### Material
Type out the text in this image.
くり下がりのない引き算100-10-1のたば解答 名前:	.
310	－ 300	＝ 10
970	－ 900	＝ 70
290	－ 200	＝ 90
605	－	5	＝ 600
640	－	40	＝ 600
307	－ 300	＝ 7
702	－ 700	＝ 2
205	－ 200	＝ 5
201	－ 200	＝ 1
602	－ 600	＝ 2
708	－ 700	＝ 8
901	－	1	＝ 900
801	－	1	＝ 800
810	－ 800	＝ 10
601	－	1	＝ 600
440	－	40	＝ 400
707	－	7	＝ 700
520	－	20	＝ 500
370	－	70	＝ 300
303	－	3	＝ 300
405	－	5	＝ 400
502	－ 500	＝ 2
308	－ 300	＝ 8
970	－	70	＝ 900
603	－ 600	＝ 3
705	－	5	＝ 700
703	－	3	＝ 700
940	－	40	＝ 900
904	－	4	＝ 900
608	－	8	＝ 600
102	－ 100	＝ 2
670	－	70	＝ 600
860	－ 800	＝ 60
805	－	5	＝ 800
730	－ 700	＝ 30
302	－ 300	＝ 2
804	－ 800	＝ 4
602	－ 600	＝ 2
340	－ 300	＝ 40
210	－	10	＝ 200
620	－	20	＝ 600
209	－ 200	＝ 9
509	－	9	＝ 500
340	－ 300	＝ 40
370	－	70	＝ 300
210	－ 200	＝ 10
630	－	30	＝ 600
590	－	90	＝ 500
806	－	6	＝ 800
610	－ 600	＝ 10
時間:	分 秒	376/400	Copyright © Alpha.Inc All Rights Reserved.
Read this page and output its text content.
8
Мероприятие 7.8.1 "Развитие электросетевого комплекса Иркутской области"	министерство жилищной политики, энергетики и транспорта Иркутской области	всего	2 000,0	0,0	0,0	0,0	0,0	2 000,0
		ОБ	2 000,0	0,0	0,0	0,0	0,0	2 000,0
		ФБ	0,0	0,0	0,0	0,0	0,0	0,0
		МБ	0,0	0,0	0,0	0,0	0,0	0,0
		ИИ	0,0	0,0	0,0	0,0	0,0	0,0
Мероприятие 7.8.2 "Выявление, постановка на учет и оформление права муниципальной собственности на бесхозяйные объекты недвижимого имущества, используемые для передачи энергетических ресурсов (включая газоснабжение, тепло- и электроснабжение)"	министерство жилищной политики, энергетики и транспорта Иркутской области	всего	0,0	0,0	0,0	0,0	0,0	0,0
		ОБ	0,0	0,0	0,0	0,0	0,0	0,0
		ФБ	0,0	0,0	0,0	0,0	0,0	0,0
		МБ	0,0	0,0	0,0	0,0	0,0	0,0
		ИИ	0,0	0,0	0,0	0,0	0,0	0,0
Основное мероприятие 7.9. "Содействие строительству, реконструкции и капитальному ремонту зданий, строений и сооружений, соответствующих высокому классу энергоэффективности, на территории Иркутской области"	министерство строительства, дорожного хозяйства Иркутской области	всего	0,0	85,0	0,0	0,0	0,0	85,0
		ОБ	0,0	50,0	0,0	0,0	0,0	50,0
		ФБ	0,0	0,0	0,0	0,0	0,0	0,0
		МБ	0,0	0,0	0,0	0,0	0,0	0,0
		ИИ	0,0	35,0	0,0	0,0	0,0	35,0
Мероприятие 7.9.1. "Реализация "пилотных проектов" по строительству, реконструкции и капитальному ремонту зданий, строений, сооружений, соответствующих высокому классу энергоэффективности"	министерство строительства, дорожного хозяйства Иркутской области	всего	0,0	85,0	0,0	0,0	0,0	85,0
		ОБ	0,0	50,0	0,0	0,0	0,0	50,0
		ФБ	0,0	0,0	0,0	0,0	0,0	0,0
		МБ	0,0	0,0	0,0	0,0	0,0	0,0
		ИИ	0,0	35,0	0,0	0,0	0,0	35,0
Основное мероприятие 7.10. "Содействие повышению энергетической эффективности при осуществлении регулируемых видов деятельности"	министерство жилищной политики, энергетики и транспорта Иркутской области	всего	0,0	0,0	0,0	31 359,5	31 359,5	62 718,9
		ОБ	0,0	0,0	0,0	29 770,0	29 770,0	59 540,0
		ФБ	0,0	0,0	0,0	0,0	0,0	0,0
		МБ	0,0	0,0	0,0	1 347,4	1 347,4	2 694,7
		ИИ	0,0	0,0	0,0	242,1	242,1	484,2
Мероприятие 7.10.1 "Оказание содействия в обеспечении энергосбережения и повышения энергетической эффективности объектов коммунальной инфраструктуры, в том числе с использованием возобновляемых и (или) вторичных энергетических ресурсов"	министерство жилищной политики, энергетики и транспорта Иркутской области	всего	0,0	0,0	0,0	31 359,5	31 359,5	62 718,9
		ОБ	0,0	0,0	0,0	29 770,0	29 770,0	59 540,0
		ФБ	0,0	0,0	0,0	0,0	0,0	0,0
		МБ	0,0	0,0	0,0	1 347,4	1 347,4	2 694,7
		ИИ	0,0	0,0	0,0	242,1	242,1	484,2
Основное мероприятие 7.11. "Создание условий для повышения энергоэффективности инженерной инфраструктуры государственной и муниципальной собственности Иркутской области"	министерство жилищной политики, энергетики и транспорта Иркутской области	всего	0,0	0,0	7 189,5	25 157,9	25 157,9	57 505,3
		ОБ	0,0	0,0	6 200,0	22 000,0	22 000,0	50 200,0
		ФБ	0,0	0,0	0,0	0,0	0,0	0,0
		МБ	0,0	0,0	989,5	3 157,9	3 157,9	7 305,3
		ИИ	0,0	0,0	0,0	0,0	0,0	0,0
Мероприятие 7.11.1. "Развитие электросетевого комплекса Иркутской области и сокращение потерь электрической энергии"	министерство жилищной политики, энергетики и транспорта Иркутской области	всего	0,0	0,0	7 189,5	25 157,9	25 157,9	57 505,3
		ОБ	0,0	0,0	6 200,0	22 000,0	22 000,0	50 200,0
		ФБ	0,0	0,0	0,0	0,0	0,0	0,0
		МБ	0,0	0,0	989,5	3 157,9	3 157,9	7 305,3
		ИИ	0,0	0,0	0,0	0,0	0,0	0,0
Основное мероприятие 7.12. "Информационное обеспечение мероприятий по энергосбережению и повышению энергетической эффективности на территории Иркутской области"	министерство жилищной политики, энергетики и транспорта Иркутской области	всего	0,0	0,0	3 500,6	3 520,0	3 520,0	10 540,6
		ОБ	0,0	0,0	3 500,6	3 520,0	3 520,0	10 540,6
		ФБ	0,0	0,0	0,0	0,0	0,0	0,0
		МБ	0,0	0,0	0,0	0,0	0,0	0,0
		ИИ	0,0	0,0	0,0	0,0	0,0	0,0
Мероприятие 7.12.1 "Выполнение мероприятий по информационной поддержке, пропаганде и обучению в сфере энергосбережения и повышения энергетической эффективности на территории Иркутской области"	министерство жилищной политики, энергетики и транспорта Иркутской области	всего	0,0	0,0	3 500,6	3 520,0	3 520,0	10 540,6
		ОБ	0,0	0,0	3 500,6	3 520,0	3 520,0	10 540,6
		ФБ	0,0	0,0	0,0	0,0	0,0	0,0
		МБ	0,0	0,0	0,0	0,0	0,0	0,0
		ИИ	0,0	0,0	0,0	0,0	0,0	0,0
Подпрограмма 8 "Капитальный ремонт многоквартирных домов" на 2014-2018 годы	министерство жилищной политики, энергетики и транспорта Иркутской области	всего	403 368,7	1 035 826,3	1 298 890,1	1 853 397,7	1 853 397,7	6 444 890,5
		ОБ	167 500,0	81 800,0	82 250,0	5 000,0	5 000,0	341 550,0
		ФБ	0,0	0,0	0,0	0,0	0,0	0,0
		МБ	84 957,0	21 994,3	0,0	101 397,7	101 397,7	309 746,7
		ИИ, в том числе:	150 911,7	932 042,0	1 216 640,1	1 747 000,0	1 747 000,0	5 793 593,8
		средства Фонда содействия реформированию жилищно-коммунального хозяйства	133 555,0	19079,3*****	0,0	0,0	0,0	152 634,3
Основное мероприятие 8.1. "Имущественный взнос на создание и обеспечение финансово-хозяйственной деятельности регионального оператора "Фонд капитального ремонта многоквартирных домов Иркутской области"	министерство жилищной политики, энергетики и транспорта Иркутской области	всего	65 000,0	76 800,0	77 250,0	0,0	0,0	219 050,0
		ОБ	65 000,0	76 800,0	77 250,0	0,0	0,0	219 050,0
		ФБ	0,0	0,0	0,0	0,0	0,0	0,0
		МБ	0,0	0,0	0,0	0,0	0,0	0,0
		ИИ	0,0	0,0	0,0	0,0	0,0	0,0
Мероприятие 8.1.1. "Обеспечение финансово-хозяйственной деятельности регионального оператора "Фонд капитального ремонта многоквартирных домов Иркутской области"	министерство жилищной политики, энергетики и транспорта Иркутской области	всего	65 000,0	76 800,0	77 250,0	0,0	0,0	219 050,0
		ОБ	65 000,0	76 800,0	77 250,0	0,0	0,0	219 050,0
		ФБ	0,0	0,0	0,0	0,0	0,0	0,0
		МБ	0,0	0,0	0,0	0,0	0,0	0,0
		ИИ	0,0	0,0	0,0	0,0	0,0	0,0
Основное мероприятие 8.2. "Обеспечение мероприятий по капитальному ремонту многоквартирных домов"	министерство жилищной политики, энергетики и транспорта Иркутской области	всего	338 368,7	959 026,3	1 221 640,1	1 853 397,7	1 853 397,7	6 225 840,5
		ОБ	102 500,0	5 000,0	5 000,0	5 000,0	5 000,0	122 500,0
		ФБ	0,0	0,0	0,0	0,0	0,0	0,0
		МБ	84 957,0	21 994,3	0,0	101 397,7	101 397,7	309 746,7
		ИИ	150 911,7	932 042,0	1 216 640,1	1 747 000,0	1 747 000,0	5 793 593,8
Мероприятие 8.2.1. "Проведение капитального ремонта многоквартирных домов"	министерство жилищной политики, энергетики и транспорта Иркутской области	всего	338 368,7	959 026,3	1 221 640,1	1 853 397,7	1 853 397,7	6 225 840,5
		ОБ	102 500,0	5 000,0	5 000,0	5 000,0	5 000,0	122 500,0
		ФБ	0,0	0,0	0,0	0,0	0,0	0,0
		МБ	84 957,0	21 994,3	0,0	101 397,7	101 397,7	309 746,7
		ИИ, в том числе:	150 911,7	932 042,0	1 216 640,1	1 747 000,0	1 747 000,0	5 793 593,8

### Directions for this task
Which lines above contain "собственности"? Show each of them.

### The completed task
Мероприятие 7.8.2 "Выявление, постановка на учет и оформление права муниципальной собственности на бесхозяйные объекты недвижимого имущества, используемые для передачи энергетических ресурсов (включая газоснабжение, тепло- и электроснабжение)"	министерство жилищной политики, энергетики и транспорта Иркутской области	всего	0,0	0,0	0,0	0,0	0,0	0,0
Основное мероприятие 7.11. "Создание условий для повышения энергоэффективности инженерной инфраструктуры государственной и муниципальной собственности Иркутской области"	министерство жилищной политики, энергетики и транспорта Иркутской области	всего	0,0	0,0	7 189,5	25 157,9	25 157,9	57 505,3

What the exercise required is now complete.